Data for this task:
□ □ □
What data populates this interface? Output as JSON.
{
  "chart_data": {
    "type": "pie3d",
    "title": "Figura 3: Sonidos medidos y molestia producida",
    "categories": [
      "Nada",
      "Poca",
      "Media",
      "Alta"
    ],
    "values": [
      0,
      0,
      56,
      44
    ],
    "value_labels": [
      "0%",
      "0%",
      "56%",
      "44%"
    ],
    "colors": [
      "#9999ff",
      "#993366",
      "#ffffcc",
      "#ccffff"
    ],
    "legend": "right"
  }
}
□ □ □
Challenge: Extract the full listing and reproduce each line exactly.

Correct result:
What data populates this interface? Output as JSON.
{
  "chart_data": {
    "type": "pie3d",
    "title": "Figura 3: Sonidos medidos y molestia producida",
    "categories": [
      "Nada",
      "Poca",
      "Media",
      "Alta"
    ],
    "values": [
      0,
      0,
      56,
      44
    ],
    "value_labels": [
      "0%",
      "0%",
      "56%",
      "44%"
    ],
    "colors": [
      "#9999ff",
      "#993366",
      "#ffffcc",
      "#ccffff"
    ],
    "legend": "right"
  }
}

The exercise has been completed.